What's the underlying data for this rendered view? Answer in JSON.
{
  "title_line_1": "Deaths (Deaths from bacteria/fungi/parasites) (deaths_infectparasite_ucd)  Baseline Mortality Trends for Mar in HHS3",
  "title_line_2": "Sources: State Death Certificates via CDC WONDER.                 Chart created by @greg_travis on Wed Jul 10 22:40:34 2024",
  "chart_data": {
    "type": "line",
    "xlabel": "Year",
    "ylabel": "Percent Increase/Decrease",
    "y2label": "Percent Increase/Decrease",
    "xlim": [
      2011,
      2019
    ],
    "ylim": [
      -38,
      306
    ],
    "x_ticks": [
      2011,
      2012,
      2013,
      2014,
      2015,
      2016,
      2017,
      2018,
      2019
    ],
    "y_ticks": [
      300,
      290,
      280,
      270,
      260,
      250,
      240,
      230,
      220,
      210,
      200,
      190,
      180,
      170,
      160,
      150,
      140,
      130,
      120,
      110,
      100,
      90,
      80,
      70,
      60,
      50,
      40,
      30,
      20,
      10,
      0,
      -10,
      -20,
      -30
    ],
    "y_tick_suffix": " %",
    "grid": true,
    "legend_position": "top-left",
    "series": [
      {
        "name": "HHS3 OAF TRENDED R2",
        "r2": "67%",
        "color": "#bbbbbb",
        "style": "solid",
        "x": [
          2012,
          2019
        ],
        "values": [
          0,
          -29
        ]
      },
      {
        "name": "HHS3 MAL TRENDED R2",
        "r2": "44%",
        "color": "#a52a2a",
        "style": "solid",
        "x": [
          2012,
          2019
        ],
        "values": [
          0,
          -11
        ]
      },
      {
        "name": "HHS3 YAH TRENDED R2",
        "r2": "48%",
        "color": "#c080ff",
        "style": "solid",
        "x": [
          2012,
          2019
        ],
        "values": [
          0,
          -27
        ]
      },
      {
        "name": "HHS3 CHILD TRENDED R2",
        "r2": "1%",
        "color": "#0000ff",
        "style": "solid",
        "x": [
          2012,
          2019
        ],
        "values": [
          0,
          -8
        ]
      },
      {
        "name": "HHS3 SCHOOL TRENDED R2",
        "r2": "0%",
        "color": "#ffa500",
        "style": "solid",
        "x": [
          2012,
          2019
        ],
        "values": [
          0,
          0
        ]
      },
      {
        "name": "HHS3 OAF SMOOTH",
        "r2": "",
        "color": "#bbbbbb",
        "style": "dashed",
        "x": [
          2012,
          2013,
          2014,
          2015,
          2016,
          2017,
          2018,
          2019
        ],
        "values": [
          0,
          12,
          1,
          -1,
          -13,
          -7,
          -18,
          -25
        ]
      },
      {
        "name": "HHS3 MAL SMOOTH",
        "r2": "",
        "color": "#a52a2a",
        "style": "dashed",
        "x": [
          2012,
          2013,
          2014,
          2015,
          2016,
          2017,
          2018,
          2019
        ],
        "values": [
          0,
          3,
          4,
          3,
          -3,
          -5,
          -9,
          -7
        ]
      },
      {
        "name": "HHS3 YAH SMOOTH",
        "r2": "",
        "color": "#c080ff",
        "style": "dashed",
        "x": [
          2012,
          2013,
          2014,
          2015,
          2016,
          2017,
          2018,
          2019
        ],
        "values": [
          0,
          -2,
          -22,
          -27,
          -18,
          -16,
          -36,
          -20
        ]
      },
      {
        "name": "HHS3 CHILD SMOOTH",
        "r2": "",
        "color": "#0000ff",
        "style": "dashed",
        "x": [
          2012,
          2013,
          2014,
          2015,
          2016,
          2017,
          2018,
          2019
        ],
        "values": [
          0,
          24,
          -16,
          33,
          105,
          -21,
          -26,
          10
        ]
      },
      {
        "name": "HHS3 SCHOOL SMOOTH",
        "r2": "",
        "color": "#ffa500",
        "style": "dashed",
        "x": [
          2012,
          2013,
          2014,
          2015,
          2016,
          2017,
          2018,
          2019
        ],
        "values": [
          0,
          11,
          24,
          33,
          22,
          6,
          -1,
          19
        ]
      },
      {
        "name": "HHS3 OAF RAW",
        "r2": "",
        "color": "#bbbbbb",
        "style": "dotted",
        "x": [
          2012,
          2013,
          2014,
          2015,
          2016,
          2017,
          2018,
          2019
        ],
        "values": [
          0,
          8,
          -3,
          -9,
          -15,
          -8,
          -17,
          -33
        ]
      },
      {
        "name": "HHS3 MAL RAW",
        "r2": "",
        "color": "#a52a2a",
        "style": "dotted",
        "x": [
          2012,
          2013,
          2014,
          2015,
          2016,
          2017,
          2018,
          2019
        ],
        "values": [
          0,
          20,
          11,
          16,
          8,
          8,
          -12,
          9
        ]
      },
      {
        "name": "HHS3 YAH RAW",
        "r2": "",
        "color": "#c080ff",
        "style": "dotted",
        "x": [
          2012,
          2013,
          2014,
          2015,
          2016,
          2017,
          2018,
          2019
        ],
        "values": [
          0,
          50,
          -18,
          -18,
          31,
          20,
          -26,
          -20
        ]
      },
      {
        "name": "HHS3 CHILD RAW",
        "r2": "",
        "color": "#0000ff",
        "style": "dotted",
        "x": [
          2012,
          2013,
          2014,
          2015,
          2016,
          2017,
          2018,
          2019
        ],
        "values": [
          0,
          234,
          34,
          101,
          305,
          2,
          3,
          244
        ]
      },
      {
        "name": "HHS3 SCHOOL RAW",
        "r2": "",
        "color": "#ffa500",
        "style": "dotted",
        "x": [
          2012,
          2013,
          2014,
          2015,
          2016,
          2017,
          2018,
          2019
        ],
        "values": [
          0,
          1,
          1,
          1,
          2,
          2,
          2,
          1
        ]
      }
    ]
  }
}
== == ==
* Exercise instructions: Once more, print every line of the material exactly.

* Completed exercise:
What's the underlying data for this rendered view? Answer in JSON.
{
  "title_line_1": "Deaths (Deaths from bacteria/fungi/parasites) (deaths_infectparasite_ucd)  Baseline Mortality Trends for Mar in HHS3",
  "title_line_2": "Sources: State Death Certificates via CDC WONDER.                 Chart created by @greg_travis on Wed Jul 10 22:40:34 2024",
  "chart_data": {
    "type": "line",
    "xlabel": "Year",
    "ylabel": "Percent Increase/Decrease",
    "y2label": "Percent Increase/Decrease",
    "xlim": [
      2011,
      2019
    ],
    "ylim": [
      -38,
      306
    ],
    "x_ticks": [
      2011,
      2012,
      2013,
      2014,
      2015,
      2016,
      2017,
      2018,
      2019
    ],
    "y_ticks": [
      300,
      290,
      280,
      270,
      260,
      250,
      240,
      230,
      220,
      210,
      200,
      190,
      180,
      170,
      160,
      150,
      140,
      130,
      120,
      110,
      100,
      90,
      80,
      70,
      60,
      50,
      40,
      30,
      20,
      10,
      0,
      -10,
      -20,
      -30
    ],
    "y_tick_suffix": " %",
    "grid": true,
    "legend_position": "top-left",
    "series": [
      {
        "name": "HHS3 OAF TRENDED R2",
        "r2": "67%",
        "color": "#bbbbbb",
        "style": "solid",
        "x": [
          2012,
          2019
        ],
        "values": [
          0,
          -29
        ]
      },
      {
        "name": "HHS3 MAL TRENDED R2",
        "r2": "44%",
        "color": "#a52a2a",
        "style": "solid",
        "x": [
          2012,
          2019
        ],
        "values": [
          0,
          -11
        ]
      },
      {
        "name": "HHS3 YAH TRENDED R2",
        "r2": "48%",
        "color": "#c080ff",
        "style": "solid",
        "x": [
          2012,
          2019
        ],
        "values": [
          0,
          -27
        ]
      },
      {
        "name": "HHS3 CHILD TRENDED R2",
        "r2": "1%",
        "color": "#0000ff",
        "style": "solid",
        "x": [
          2012,
          2019
        ],
        "values": [
          0,
          -8
        ]
      },
      {
        "name": "HHS3 SCHOOL TRENDED R2",
        "r2": "0%",
        "color": "#ffa500",
        "style": "solid",
        "x": [
          2012,
          2019
        ],
        "values": [
          0,
          0
        ]
      },
      {
        "name": "HHS3 OAF SMOOTH",
        "r2": "",
        "color": "#bbbbbb",
        "style": "dashed",
        "x": [
          2012,
          2013,
          2014,
          2015,
          2016,
          2017,
          2018,
          2019
        ],
        "values": [
          0,
          12,
          1,
          -1,
          -13,
          -7,
          -18,
          -25
        ]
      },
      {
        "name": "HHS3 MAL SMOOTH",
        "r2": "",
        "color": "#a52a2a",
        "style": "dashed",
        "x": [
          2012,
          2013,
          2014,
          2015,
          2016,
          2017,
          2018,
          2019
        ],
        "values": [
          0,
          3,
          4,
          3,
          -3,
          -5,
          -9,
          -7
        ]
      },
      {
        "name": "HHS3 YAH SMOOTH",
        "r2": "",
        "color": "#c080ff",
        "style": "dashed",
        "x": [
          2012,
          2013,
          2014,
          2015,
          2016,
          2017,
          2018,
          2019
        ],
        "values": [
          0,
          -2,
          -22,
          -27,
          -18,
          -16,
          -36,
          -20
        ]
      },
      {
        "name": "HHS3 CHILD SMOOTH",
        "r2": "",
        "color": "#0000ff",
        "style": "dashed",
        "x": [
          2012,
          2013,
          2014,
          2015,
          2016,
          2017,
          2018,
          2019
        ],
        "values": [
          0,
          24,
          -16,
          33,
          105,
          -21,
          -26,
          10
        ]
      },
      {
        "name": "HHS3 SCHOOL SMOOTH",
        "r2": "",
        "color": "#ffa500",
        "style": "dashed",
        "x": [
          2012,
          2013,
          2014,
          2015,
          2016,
          2017,
          2018,
          2019
        ],
        "values": [
          0,
          11,
          24,
          33,
          22,
          6,
          -1,
          19
        ]
      },
      {
        "name": "HHS3 OAF RAW",
        "r2": "",
        "color": "#bbbbbb",
        "style": "dotted",
        "x": [
          2012,
          2013,
          2014,
          2015,
          2016,
          2017,
          2018,
          2019
        ],
        "values": [
          0,
          8,
          -3,
          -9,
          -15,
          -8,
          -17,
          -33
        ]
      },
      {
        "name": "HHS3 MAL RAW",
        "r2": "",
        "color": "#a52a2a",
        "style": "dotted",
        "x": [
          2012,
          2013,
          2014,
          2015,
          2016,
          2017,
          2018,
          2019
        ],
        "values": [
          0,
          20,
          11,
          16,
          8,
          8,
          -12,
          9
        ]
      },
      {
        "name": "HHS3 YAH RAW",
        "r2": "",
        "color": "#c080ff",
        "style": "dotted",
        "x": [
          2012,
          2013,
          2014,
          2015,
          2016,
          2017,
          2018,
          2019
        ],
        "values": [
          0,
          50,
          -18,
          -18,
          31,
          20,
          -26,
          -20
        ]
      },
      {
        "name": "HHS3 CHILD RAW",
        "r2": "",
        "color": "#0000ff",
        "style": "dotted",
        "x": [
          2012,
          2013,
          2014,
          2015,
          2016,
          2017,
          2018,
          2019
        ],
        "values": [
          0,
          234,
          34,
          101,
          305,
          2,
          3,
          244
        ]
      },
      {
        "name": "HHS3 SCHOOL RAW",
        "r2": "",
        "color": "#ffa500",
        "style": "dotted",
        "x": [
          2012,
          2013,
          2014,
          2015,
          2016,
          2017,
          2018,
          2019
        ],
        "values": [
          0,
          1,
          1,
          1,
          2,
          2,
          2,
          1
        ]
      }
    ]
  }
}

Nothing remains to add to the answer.